Reproduce every entry that follows word for word, but omit the images.

(Data listing)
☆ ☆ ☆

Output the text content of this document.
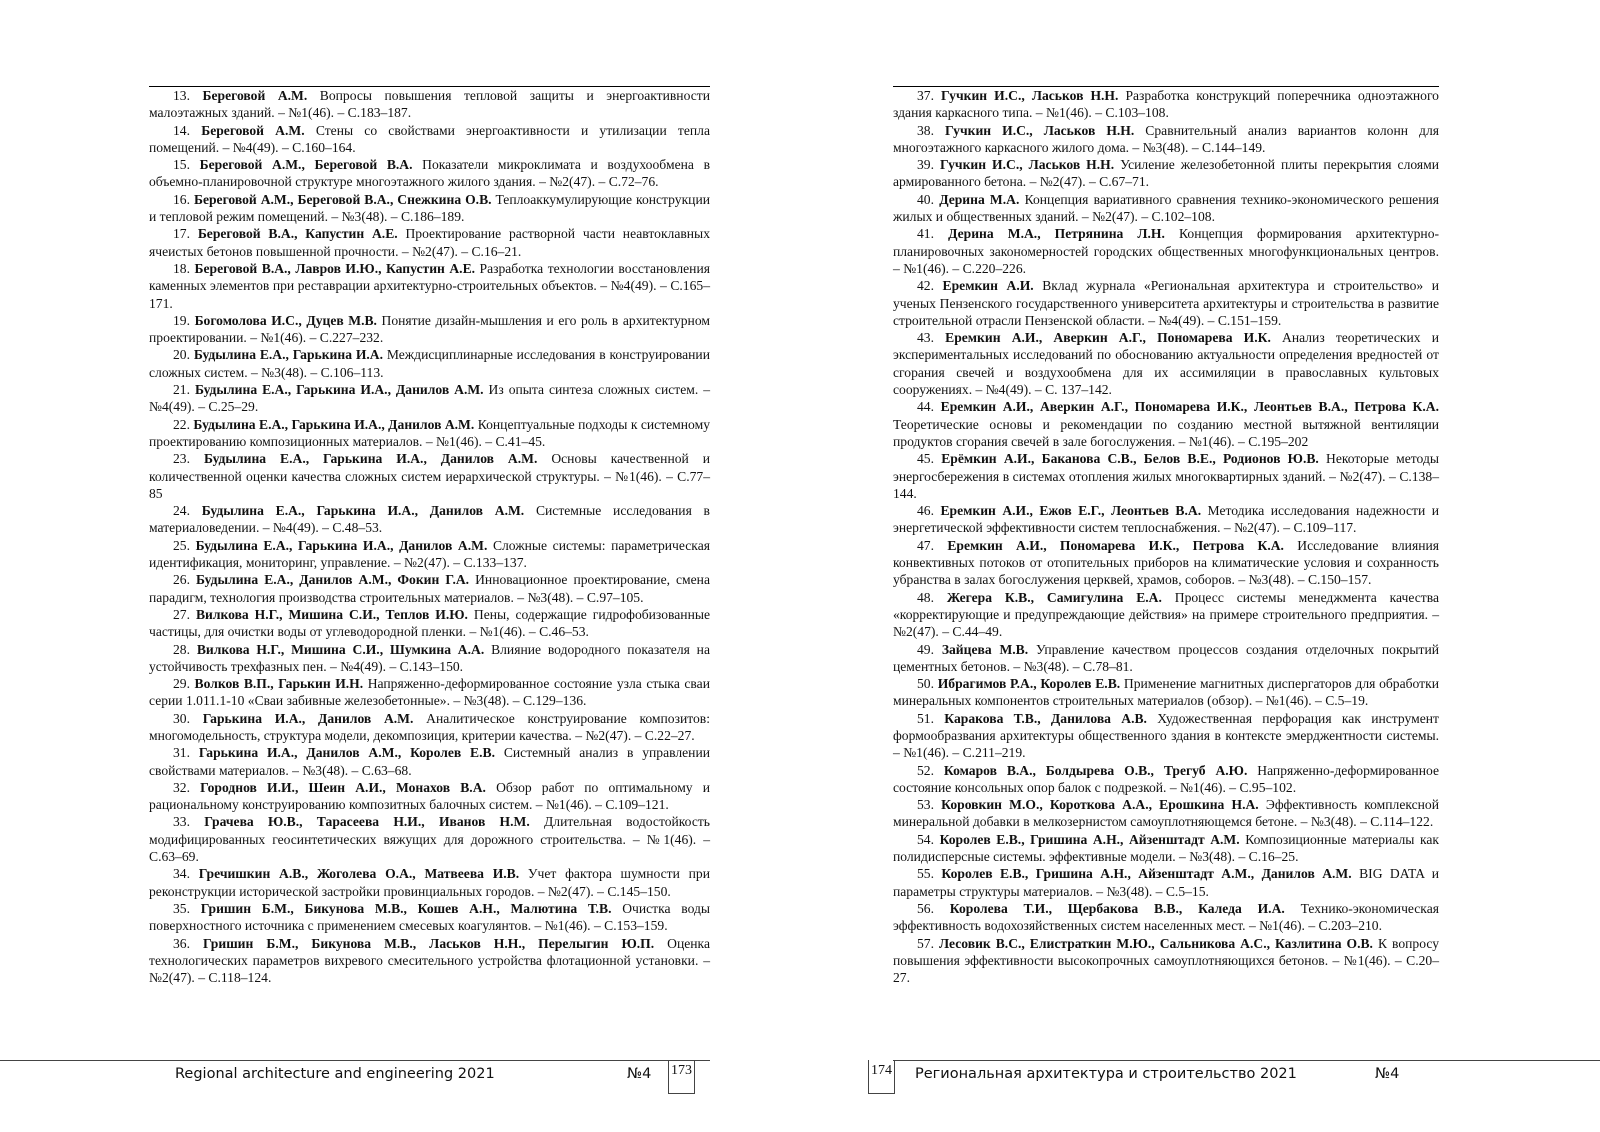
13. Береговой А.М. Вопросы повышения тепловой защиты и энергоактивности малоэтажных зданий. – №1(46). – С.183–187.

14. Береговой А.М. Стены со свойствами энергоактивности и утилизации тепла помещений. – №4(49). – С.160–164.

15. Береговой А.М., Береговой В.А. Показатели микроклимата и воздухообмена в объемно-планировочной структуре многоэтажного жилого здания. – №2(47). – С.72–76.

16. Береговой А.М., Береговой В.А., Снежкина О.В. Теплоаккумулирующие конструкции и тепловой режим помещений. – №3(48). – С.186–189.

17. Береговой В.А., Капустин А.Е. Проектирование растворной части неавтоклавных ячеистых бетонов повышенной прочности. – №2(47). – С.16–21.

18. Береговой В.А., Лавров И.Ю., Капустин А.Е. Разработка технологии восстановления каменных элементов при реставрации архитектурно-строительных объектов. – №4(49). – С.165–171.

19. Богомолова И.С., Дуцев М.В. Понятие дизайн-мышления и его роль в архитектурном проектировании. – №1(46). – С.227–232.

20. Будылина Е.А., Гарькина И.А. Междисциплинарные исследования в конструировании сложных систем. – №3(48). – С.106–113.

21. Будылина Е.А., Гарькина И.А., Данилов А.М. Из опыта синтеза сложных систем. – №4(49). – С.25–29.

22. Будылина Е.А., Гарькина И.А., Данилов А.М. Концептуальные подходы к системному проектированию композиционных материалов. – №1(46). – С.41–45.

23. Будылина Е.А., Гарькина И.А., Данилов А.М. Основы качественной и количественной оценки качества сложных систем иерархической структуры. – №1(46). – С.77–85

24. Будылина Е.А., Гарькина И.А., Данилов А.М. Системные исследования в материаловедении. – №4(49). – С.48–53.

25. Будылина Е.А., Гарькина И.А., Данилов А.М. Сложные системы: параметрическая идентификация, мониторинг, управление. – №2(47). – С.133–137.

26. Будылина Е.А., Данилов А.М., Фокин Г.А. Инновационное проектирование, смена парадигм, технология производства строительных материалов. – №3(48). – С.97–105.

27. Вилкова Н.Г., Мишина С.И., Теплов И.Ю. Пены, содержащие гидрофобизованные частицы, для очистки воды от углеводородной пленки. – №1(46). – С.46–53.

28. Вилкова Н.Г., Мишина С.И., Шумкина А.А. Влияние водородного показателя на устойчивость трехфазных пен. – №4(49). – С.143–150.

29. Волков В.П., Гарькин И.Н. Напряженно-деформированное состояние узла стыка сваи серии 1.011.1-10 «Сваи забивные железобетонные». – №3(48). – С.129–136.

30. Гарькина И.А., Данилов А.М. Аналитическое конструирование композитов: многомодельность, структура модели, декомпозиция, критерии качества. – №2(47). – С.22–27.

31. Гарькина И.А., Данилов А.М., Королев Е.В. Системный анализ в управлении свойствами материалов. – №3(48). – С.63–68.

32. Городнов И.И., Шеин А.И., Монахов В.А. Обзор работ по оптимальному и рациональному конструированию композитных балочных систем. – №1(46). – С.109–121.

33. Грачева Ю.В., Тарасеева Н.И., Иванов Н.М. Длительная водостойкость модифицированных геосинтетических вяжущих для дорожного строительства. – №1(46). – С.63–69.

34. Гречишкин А.В., Жоголева О.А., Матвеева И.В. Учет фактора шумности при реконструкции исторической застройки провинциальных городов. – №2(47). – С.145–150.

35. Гришин Б.М., Бикунова М.В., Кошев А.Н., Малютина Т.В. Очистка воды поверхностного источника с применением смесевых коагулянтов. – №1(46). – С.153–159.

36. Гришин Б.М., Бикунова М.В., Ласьков Н.Н., Перелыгин Ю.П. Оценка технологических параметров вихревого смесительного устройства флотационной установки. – №2(47). – С.118–124.

Regional architecture and engineering 2021	№4 173

37. Гучкин И.С., Ласьков Н.Н. Разработка конструкций поперечника одноэтажного здания каркасного типа. – №1(46). – С.103–108.

38. Гучкин И.С., Ласьков Н.Н. Сравнительный анализ вариантов колонн для многоэтажного каркасного жилого дома. – №3(48). – С.144–149.

39. Гучкин И.С., Ласьков Н.Н. Усиление железобетонной плиты перекрытия слоями армированного бетона. – №2(47). – С.67–71.

40. Дерина М.А. Концепция вариативного сравнения технико-экономического решения жилых и общественных зданий. – №2(47). – С.102–108.

41. Дерина М.А., Петрянина Л.Н. Концепция формирования архитектурно-планировочных закономерностей городских общественных многофункциональных центров. – №1(46). – С.220–226.

42. Еремкин А.И. Вклад журнала «Региональная архитектура и строительство» и ученых Пензенского государственного университета архитектуры и строительства в развитие строительной отрасли Пензенской области. – №4(49). – С.151–159.

43. Еремкин А.И., Аверкин А.Г., Пономарева И.К. Анализ теоретических и экспериментальных исследований по обоснованию актуальности определения вредностей от сгорания свечей и воздухообмена для их ассимиляции в православных культовых сооружениях. – №4(49). – С. 137–142.

44. Еремкин А.И., Аверкин А.Г., Пономарева И.К., Леонтьев В.А., Петрова К.А. Теоретические основы и рекомендации по созданию местной вытяжной вентиляции продуктов сгорания свечей в зале богослужения. – №1(46). – С.195–202

45. Ерёмкин А.И., Баканова С.В., Белов В.Е., Родионов Ю.В. Некоторые методы энергосбережения в системах отопления жилых многоквартирных зданий. – №2(47). – С.138–144.

46. Еремкин А.И., Ежов Е.Г., Леонтьев В.А. Методика исследования надежности и энергетической эффективности систем теплоснабжения. – №2(47). – С.109–117.

47. Еремкин А.И., Пономарева И.К., Петрова К.А. Исследование влияния конвективных потоков от отопительных приборов на климатические условия и сохранность убранства в залах богослужения церквей, храмов, соборов. – №3(48). – С.150–157.

48. Жегера К.В., Самигулина Е.А. Процесс системы менеджмента качества «корректирующие и предупреждающие действия» на примере строительного предприятия. – №2(47). – С.44–49.

49. Зайцева М.В. Управление качеством процессов создания отделочных покрытий цементных бетонов. – №3(48). – С.78–81.

50. Ибрагимов Р.А., Королев Е.В. Применение магнитных диспергаторов для обработки минеральных компонентов строительных материалов (обзор). – №1(46). – С.5–19.

51. Каракова Т.В., Данилова А.В. Художественная перфорация как инструмент формообразвания архитектуры общественного здания в контексте эмерджентности системы. – №1(46). – С.211–219.

52. Комаров В.А., Болдырева О.В., Трегуб А.Ю. Напряженно-деформированное состояние консольных опор балок с подрезкой. – №1(46). – С.95–102.

53. Коровкин М.О., Короткова А.А., Ерошкина Н.А. Эффективность комплексной минеральной добавки в мелкозернистом самоуплотняющемся бетоне. – №3(48). – С.114–122.

54. Королев Е.В., Гришина А.Н., Айзенштадт А.М. Композиционные материалы как полидисперсные системы. эффективные модели. – №3(48). – С.16–25.

55. Королев Е.В., Гришина А.Н., Айзенштадт А.М., Данилов А.М. BIG DATA и параметры структуры материалов. – №3(48). – С.5–15.

56. Королева Т.И., Щербакова В.В., Каледа И.А. Технико-экономическая эффективность водохозяйственных систем населенных мест. – №1(46). – С.203–210.

57. Лесовик В.С., Елистраткин М.Ю., Сальникова А.С., Казлитина О.В. К вопросу повышения эффективности высокопрочных самоуплотняющихся бетонов. – №1(46). – С.20–27.

174 Региональная архитектура и строительство 2021	№4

☆ ☆ ☆

▶ [In response]:
Output the text content of this document.
13. Береговой А.М. Вопросы повышения тепловой защиты и энергоактивности малоэтажных зданий. – №1(46). – С.183–187.

14. Береговой А.М. Стены со свойствами энергоактивности и утилизации тепла помещений. – №4(49). – С.160–164.

15. Береговой А.М., Береговой В.А. Показатели микроклимата и воздухообмена в объемно-планировочной структуре многоэтажного жилого здания. – №2(47). – С.72–76.

16. Береговой А.М., Береговой В.А., Снежкина О.В. Теплоаккумулирующие конструкции и тепловой режим помещений. – №3(48). – С.186–189.

17. Береговой В.А., Капустин А.Е. Проектирование растворной части неавтоклавных ячеистых бетонов повышенной прочности. – №2(47). – С.16–21.

18. Береговой В.А., Лавров И.Ю., Капустин А.Е. Разработка технологии восстановления каменных элементов при реставрации архитектурно-строительных объектов. – №4(49). – С.165–171.

19. Богомолова И.С., Дуцев М.В. Понятие дизайн-мышления и его роль в архитектурном проектировании. – №1(46). – С.227–232.

20. Будылина Е.А., Гарькина И.А. Междисциплинарные исследования в конструировании сложных систем. – №3(48). – С.106–113.

21. Будылина Е.А., Гарькина И.А., Данилов А.М. Из опыта синтеза сложных систем. – №4(49). – С.25–29.

22. Будылина Е.А., Гарькина И.А., Данилов А.М. Концептуальные подходы к системному проектированию композиционных материалов. – №1(46). – С.41–45.

23. Будылина Е.А., Гарькина И.А., Данилов А.М. Основы качественной и количественной оценки качества сложных систем иерархической структуры. – №1(46). – С.77–85

24. Будылина Е.А., Гарькина И.А., Данилов А.М. Системные исследования в материаловедении. – №4(49). – С.48–53.

25. Будылина Е.А., Гарькина И.А., Данилов А.М. Сложные системы: параметрическая идентификация, мониторинг, управление. – №2(47). – С.133–137.

26. Будылина Е.А., Данилов А.М., Фокин Г.А. Инновационное проектирование, смена парадигм, технология производства строительных материалов. – №3(48). – С.97–105.

27. Вилкова Н.Г., Мишина С.И., Теплов И.Ю. Пены, содержащие гидрофобизованные частицы, для очистки воды от углеводородной пленки. – №1(46). – С.46–53.

28. Вилкова Н.Г., Мишина С.И., Шумкина А.А. Влияние водородного показателя на устойчивость трехфазных пен. – №4(49). – С.143–150.

29. Волков В.П., Гарькин И.Н. Напряженно-деформированное состояние узла стыка сваи серии 1.011.1-10 «Сваи забивные железобетонные». – №3(48). – С.129–136.

30. Гарькина И.А., Данилов А.М. Аналитическое конструирование композитов: многомодельность, структура модели, декомпозиция, критерии качества. – №2(47). – С.22–27.

31. Гарькина И.А., Данилов А.М., Королев Е.В. Системный анализ в управлении свойствами материалов. – №3(48). – С.63–68.

32. Городнов И.И., Шеин А.И., Монахов В.А. Обзор работ по оптимальному и рациональному конструированию композитных балочных систем. – №1(46). – С.109–121.

33. Грачева Ю.В., Тарасеева Н.И., Иванов Н.М. Длительная водостойкость модифицированных геосинтетических вяжущих для дорожного строительства. – №1(46). – С.63–69.

34. Гречишкин А.В., Жоголева О.А., Матвеева И.В. Учет фактора шумности при реконструкции исторической застройки провинциальных городов. – №2(47). – С.145–150.

35. Гришин Б.М., Бикунова М.В., Кошев А.Н., Малютина Т.В. Очистка воды поверхностного источника с применением смесевых коагулянтов. – №1(46). – С.153–159.

36. Гришин Б.М., Бикунова М.В., Ласьков Н.Н., Перелыгин Ю.П. Оценка технологических параметров вихревого смесительного устройства флотационной установки. – №2(47). – С.118–124.

Regional architecture and engineering 2021	№4 173

37. Гучкин И.С., Ласьков Н.Н. Разработка конструкций поперечника одноэтажного здания каркасного типа. – №1(46). – С.103–108.

38. Гучкин И.С., Ласьков Н.Н. Сравнительный анализ вариантов колонн для многоэтажного каркасного жилого дома. – №3(48). – С.144–149.

39. Гучкин И.С., Ласьков Н.Н. Усиление железобетонной плиты перекрытия слоями армированного бетона. – №2(47). – С.67–71.

40. Дерина М.А. Концепция вариативного сравнения технико-экономического решения жилых и общественных зданий. – №2(47). – С.102–108.

41. Дерина М.А., Петрянина Л.Н. Концепция формирования архитектурно-планировочных закономерностей городских общественных многофункциональных центров. – №1(46). – С.220–226.

42. Еремкин А.И. Вклад журнала «Региональная архитектура и строительство» и ученых Пензенского государственного университета архитектуры и строительства в развитие строительной отрасли Пензенской области. – №4(49). – С.151–159.

43. Еремкин А.И., Аверкин А.Г., Пономарева И.К. Анализ теоретических и экспериментальных исследований по обоснованию актуальности определения вредностей от сгорания свечей и воздухообмена для их ассимиляции в православных культовых сооружениях. – №4(49). – С. 137–142.

44. Еремкин А.И., Аверкин А.Г., Пономарева И.К., Леонтьев В.А., Петрова К.А. Теоретические основы и рекомендации по созданию местной вытяжной вентиляции продуктов сгорания свечей в зале богослужения. – №1(46). – С.195–202

45. Ерёмкин А.И., Баканова С.В., Белов В.Е., Родионов Ю.В. Некоторые методы энергосбережения в системах отопления жилых многоквартирных зданий. – №2(47). – С.138–144.

46. Еремкин А.И., Ежов Е.Г., Леонтьев В.А. Методика исследования надежности и энергетической эффективности систем теплоснабжения. – №2(47). – С.109–117.

47. Еремкин А.И., Пономарева И.К., Петрова К.А. Исследование влияния конвективных потоков от отопительных приборов на климатические условия и сохранность убранства в залах богослужения церквей, храмов, соборов. – №3(48). – С.150–157.

48. Жегера К.В., Самигулина Е.А. Процесс системы менеджмента качества «корректирующие и предупреждающие действия» на примере строительного предприятия. – №2(47). – С.44–49.

49. Зайцева М.В. Управление качеством процессов создания отделочных покрытий цементных бетонов. – №3(48). – С.78–81.

50. Ибрагимов Р.А., Королев Е.В. Применение магнитных диспергаторов для обработки минеральных компонентов строительных материалов (обзор). – №1(46). – С.5–19.

51. Каракова Т.В., Данилова А.В. Художественная перфорация как инструмент формообразвания архитектуры общественного здания в контексте эмерджентности системы. – №1(46). – С.211–219.

52. Комаров В.А., Болдырева О.В., Трегуб А.Ю. Напряженно-деформированное состояние консольных опор балок с подрезкой. – №1(46). – С.95–102.

53. Коровкин М.О., Короткова А.А., Ерошкина Н.А. Эффективность комплексной минеральной добавки в мелкозернистом самоуплотняющемся бетоне. – №3(48). – С.114–122.

54. Королев Е.В., Гришина А.Н., Айзенштадт А.М. Композиционные материалы как полидисперсные системы. эффективные модели. – №3(48). – С.16–25.

55. Королев Е.В., Гришина А.Н., Айзенштадт А.М., Данилов А.М. BIG DATA и параметры структуры материалов. – №3(48). – С.5–15.

56. Королева Т.И., Щербакова В.В., Каледа И.А. Технико-экономическая эффективность водохозяйственных систем населенных мест. – №1(46). – С.203–210.

57. Лесовик В.С., Елистраткин М.Ю., Сальникова А.С., Казлитина О.В. К вопросу повышения эффективности высокопрочных самоуплотняющихся бетонов. – №1(46). – С.20–27.

174 Региональная архитектура и строительство 2021	№4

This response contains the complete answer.